Copy each of the rows below word for word, keeping every line as it appears.

■ ■ ■ ■ ■ ■ ■

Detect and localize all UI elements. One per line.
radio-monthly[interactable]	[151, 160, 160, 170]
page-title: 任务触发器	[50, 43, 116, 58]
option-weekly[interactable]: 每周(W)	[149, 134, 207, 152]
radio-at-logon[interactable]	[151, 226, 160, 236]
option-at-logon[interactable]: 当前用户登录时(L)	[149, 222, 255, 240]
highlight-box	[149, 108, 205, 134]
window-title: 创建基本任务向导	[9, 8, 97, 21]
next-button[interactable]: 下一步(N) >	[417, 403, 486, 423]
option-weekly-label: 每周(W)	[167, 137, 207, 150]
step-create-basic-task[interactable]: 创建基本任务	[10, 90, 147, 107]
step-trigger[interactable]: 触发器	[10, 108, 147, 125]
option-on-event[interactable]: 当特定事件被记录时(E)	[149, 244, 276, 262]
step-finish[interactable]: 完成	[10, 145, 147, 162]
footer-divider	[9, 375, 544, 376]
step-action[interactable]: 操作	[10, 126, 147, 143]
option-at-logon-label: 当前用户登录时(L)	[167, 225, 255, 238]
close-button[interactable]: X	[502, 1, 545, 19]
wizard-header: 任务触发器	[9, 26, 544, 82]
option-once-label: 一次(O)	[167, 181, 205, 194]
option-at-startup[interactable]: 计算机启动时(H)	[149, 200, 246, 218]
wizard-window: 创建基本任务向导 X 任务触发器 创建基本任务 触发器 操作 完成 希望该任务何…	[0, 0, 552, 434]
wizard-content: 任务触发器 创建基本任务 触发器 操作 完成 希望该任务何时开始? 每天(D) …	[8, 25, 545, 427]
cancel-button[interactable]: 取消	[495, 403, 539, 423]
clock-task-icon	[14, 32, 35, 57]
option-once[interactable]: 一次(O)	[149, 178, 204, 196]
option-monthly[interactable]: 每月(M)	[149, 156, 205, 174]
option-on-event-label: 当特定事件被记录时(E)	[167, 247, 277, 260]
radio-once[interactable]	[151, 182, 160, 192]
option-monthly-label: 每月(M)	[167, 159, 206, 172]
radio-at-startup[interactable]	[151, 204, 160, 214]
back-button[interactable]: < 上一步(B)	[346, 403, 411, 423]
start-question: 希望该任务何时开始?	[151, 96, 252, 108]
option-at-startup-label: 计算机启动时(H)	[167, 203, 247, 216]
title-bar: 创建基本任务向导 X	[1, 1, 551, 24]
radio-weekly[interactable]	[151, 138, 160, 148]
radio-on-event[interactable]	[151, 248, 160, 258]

■ ■ ■ ■ ■ ■ ■

Reply to the task —
Detect and localize all UI elements. One per line.
radio-monthly[interactable]	[151, 160, 160, 170]
page-title: 任务触发器	[50, 43, 116, 58]
option-weekly[interactable]: 每周(W)	[149, 134, 207, 152]
radio-at-logon[interactable]	[151, 226, 160, 236]
option-at-logon[interactable]: 当前用户登录时(L)	[149, 222, 255, 240]
highlight-box	[149, 108, 205, 134]
window-title: 创建基本任务向导	[9, 8, 97, 21]
next-button[interactable]: 下一步(N) >	[417, 403, 486, 423]
option-weekly-label: 每周(W)	[167, 137, 207, 150]
step-create-basic-task[interactable]: 创建基本任务	[10, 90, 147, 107]
step-trigger[interactable]: 触发器	[10, 108, 147, 125]
option-on-event[interactable]: 当特定事件被记录时(E)	[149, 244, 276, 262]
step-finish[interactable]: 完成	[10, 145, 147, 162]
footer-divider	[9, 375, 544, 376]
step-action[interactable]: 操作	[10, 126, 147, 143]
option-at-logon-label: 当前用户登录时(L)	[167, 225, 255, 238]
close-button[interactable]: X	[502, 1, 545, 19]
wizard-header: 任务触发器	[9, 26, 544, 82]
option-once-label: 一次(O)	[167, 181, 205, 194]
option-at-startup[interactable]: 计算机启动时(H)	[149, 200, 246, 218]
wizard-window: 创建基本任务向导 X 任务触发器 创建基本任务 触发器 操作 完成 希望该任务何…	[0, 0, 552, 434]
wizard-content: 任务触发器 创建基本任务 触发器 操作 完成 希望该任务何时开始? 每天(D) …	[8, 25, 545, 427]
cancel-button[interactable]: 取消	[495, 403, 539, 423]
clock-task-icon	[14, 32, 35, 57]
option-once[interactable]: 一次(O)	[149, 178, 204, 196]
option-monthly[interactable]: 每月(M)	[149, 156, 205, 174]
option-on-event-label: 当特定事件被记录时(E)	[167, 247, 277, 260]
radio-once[interactable]	[151, 182, 160, 192]
option-monthly-label: 每月(M)	[167, 159, 206, 172]
radio-at-startup[interactable]	[151, 204, 160, 214]
back-button[interactable]: < 上一步(B)	[346, 403, 411, 423]
start-question: 希望该任务何时开始?	[151, 96, 252, 108]
option-at-startup-label: 计算机启动时(H)	[167, 203, 247, 216]
title-bar: 创建基本任务向导 X	[1, 1, 551, 24]
radio-weekly[interactable]	[151, 138, 160, 148]
radio-on-event[interactable]	[151, 248, 160, 258]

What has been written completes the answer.